Copy every entry precisely.

_Extracted information_:
.....

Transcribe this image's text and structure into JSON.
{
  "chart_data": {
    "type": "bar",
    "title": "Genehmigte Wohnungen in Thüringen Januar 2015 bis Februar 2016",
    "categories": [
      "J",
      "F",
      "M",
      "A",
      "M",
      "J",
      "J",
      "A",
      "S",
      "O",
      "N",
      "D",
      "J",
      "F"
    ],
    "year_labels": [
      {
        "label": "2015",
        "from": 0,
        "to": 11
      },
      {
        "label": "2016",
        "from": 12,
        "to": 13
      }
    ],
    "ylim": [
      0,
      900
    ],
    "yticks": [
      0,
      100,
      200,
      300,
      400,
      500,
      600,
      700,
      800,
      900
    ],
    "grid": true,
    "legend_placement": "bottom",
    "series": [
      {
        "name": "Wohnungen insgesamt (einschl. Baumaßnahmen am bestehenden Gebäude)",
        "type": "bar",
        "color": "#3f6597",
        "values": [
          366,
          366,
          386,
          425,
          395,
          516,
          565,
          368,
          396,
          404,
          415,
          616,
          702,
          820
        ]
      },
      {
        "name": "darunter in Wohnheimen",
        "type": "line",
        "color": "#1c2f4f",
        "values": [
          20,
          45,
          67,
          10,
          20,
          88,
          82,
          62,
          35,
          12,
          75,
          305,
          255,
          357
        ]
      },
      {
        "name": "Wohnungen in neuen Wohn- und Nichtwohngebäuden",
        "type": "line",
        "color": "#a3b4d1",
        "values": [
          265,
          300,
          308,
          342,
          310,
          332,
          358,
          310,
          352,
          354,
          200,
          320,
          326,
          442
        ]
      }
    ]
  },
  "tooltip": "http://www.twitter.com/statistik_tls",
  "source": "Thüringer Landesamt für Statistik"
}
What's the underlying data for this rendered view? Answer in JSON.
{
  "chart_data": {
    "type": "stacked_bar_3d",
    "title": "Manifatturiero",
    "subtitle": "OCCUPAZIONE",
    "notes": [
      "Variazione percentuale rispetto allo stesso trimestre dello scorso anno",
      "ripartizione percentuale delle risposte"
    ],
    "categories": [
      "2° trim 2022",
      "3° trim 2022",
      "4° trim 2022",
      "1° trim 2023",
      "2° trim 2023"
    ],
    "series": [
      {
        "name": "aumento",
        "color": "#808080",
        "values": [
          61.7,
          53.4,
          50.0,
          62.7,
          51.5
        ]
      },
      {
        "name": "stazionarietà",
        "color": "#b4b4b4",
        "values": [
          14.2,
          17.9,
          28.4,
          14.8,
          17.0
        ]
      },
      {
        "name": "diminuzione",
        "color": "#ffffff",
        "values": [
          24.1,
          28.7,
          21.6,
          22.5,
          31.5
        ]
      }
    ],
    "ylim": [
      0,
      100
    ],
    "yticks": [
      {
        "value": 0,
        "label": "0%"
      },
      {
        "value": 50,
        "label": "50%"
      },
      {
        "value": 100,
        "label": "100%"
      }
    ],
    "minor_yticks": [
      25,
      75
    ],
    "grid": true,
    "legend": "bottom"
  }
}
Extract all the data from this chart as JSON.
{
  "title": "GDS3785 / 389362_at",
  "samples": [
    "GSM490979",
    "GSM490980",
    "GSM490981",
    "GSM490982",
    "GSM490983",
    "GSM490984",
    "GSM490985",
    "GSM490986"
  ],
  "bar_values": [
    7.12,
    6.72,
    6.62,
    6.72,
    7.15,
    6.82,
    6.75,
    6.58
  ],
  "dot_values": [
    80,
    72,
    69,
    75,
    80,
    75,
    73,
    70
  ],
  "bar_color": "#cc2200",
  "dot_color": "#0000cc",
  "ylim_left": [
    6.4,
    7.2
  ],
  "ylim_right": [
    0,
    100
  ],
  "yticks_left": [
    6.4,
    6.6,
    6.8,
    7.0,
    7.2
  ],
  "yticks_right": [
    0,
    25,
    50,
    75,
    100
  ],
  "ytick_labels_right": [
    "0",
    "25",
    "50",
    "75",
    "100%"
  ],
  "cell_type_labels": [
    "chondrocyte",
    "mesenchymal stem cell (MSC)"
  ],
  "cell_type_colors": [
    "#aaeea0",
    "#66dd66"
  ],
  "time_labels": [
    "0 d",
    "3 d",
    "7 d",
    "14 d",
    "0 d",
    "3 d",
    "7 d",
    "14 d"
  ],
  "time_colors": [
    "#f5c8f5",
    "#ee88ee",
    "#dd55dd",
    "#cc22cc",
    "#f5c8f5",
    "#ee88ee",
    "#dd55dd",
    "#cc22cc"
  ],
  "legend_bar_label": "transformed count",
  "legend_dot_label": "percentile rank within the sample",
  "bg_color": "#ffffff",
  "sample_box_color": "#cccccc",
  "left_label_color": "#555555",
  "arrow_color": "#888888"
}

.....

_Problem solution_:
Transcribe this image's text and structure into JSON.
{
  "chart_data": {
    "type": "bar",
    "title": "Genehmigte Wohnungen in Thüringen Januar 2015 bis Februar 2016",
    "categories": [
      "J",
      "F",
      "M",
      "A",
      "M",
      "J",
      "J",
      "A",
      "S",
      "O",
      "N",
      "D",
      "J",
      "F"
    ],
    "year_labels": [
      {
        "label": "2015",
        "from": 0,
        "to": 11
      },
      {
        "label": "2016",
        "from": 12,
        "to": 13
      }
    ],
    "ylim": [
      0,
      900
    ],
    "yticks": [
      0,
      100,
      200,
      300,
      400,
      500,
      600,
      700,
      800,
      900
    ],
    "grid": true,
    "legend_placement": "bottom",
    "series": [
      {
        "name": "Wohnungen insgesamt (einschl. Baumaßnahmen am bestehenden Gebäude)",
        "type": "bar",
        "color": "#3f6597",
        "values": [
          366,
          366,
          386,
          425,
          395,
          516,
          565,
          368,
          396,
          404,
          415,
          616,
          702,
          820
        ]
      },
      {
        "name": "darunter in Wohnheimen",
        "type": "line",
        "color": "#1c2f4f",
        "values": [
          20,
          45,
          67,
          10,
          20,
          88,
          82,
          62,
          35,
          12,
          75,
          305,
          255,
          357
        ]
      },
      {
        "name": "Wohnungen in neuen Wohn- und Nichtwohngebäuden",
        "type": "line",
        "color": "#a3b4d1",
        "values": [
          265,
          300,
          308,
          342,
          310,
          332,
          358,
          310,
          352,
          354,
          200,
          320,
          326,
          442
        ]
      }
    ]
  },
  "tooltip": "http://www.twitter.com/statistik_tls",
  "source": "Thüringer Landesamt für Statistik"
}
What's the underlying data for this rendered view? Answer in JSON.
{
  "chart_data": {
    "type": "stacked_bar_3d",
    "title": "Manifatturiero",
    "subtitle": "OCCUPAZIONE",
    "notes": [
      "Variazione percentuale rispetto allo stesso trimestre dello scorso anno",
      "ripartizione percentuale delle risposte"
    ],
    "categories": [
      "2° trim 2022",
      "3° trim 2022",
      "4° trim 2022",
      "1° trim 2023",
      "2° trim 2023"
    ],
    "series": [
      {
        "name": "aumento",
        "color": "#808080",
        "values": [
          61.7,
          53.4,
          50.0,
          62.7,
          51.5
        ]
      },
      {
        "name": "stazionarietà",
        "color": "#b4b4b4",
        "values": [
          14.2,
          17.9,
          28.4,
          14.8,
          17.0
        ]
      },
      {
        "name": "diminuzione",
        "color": "#ffffff",
        "values": [
          24.1,
          28.7,
          21.6,
          22.5,
          31.5
        ]
      }
    ],
    "ylim": [
      0,
      100
    ],
    "yticks": [
      {
        "value": 0,
        "label": "0%"
      },
      {
        "value": 50,
        "label": "50%"
      },
      {
        "value": 100,
        "label": "100%"
      }
    ],
    "minor_yticks": [
      25,
      75
    ],
    "grid": true,
    "legend": "bottom"
  }
}
Extract all the data from this chart as JSON.
{
  "title": "GDS3785 / 389362_at",
  "samples": [
    "GSM490979",
    "GSM490980",
    "GSM490981",
    "GSM490982",
    "GSM490983",
    "GSM490984",
    "GSM490985",
    "GSM490986"
  ],
  "bar_values": [
    7.12,
    6.72,
    6.62,
    6.72,
    7.15,
    6.82,
    6.75,
    6.58
  ],
  "dot_values": [
    80,
    72,
    69,
    75,
    80,
    75,
    73,
    70
  ],
  "bar_color": "#cc2200",
  "dot_color": "#0000cc",
  "ylim_left": [
    6.4,
    7.2
  ],
  "ylim_right": [
    0,
    100
  ],
  "yticks_left": [
    6.4,
    6.6,
    6.8,
    7.0,
    7.2
  ],
  "yticks_right": [
    0,
    25,
    50,
    75,
    100
  ],
  "ytick_labels_right": [
    "0",
    "25",
    "50",
    "75",
    "100%"
  ],
  "cell_type_labels": [
    "chondrocyte",
    "mesenchymal stem cell (MSC)"
  ],
  "cell_type_colors": [
    "#aaeea0",
    "#66dd66"
  ],
  "time_labels": [
    "0 d",
    "3 d",
    "7 d",
    "14 d",
    "0 d",
    "3 d",
    "7 d",
    "14 d"
  ],
  "time_colors": [
    "#f5c8f5",
    "#ee88ee",
    "#dd55dd",
    "#cc22cc",
    "#f5c8f5",
    "#ee88ee",
    "#dd55dd",
    "#cc22cc"
  ],
  "legend_bar_label": "transformed count",
  "legend_dot_label": "percentile rank within the sample",
  "bg_color": "#ffffff",
  "sample_box_color": "#cccccc",
  "left_label_color": "#555555",
  "arrow_color": "#888888"
}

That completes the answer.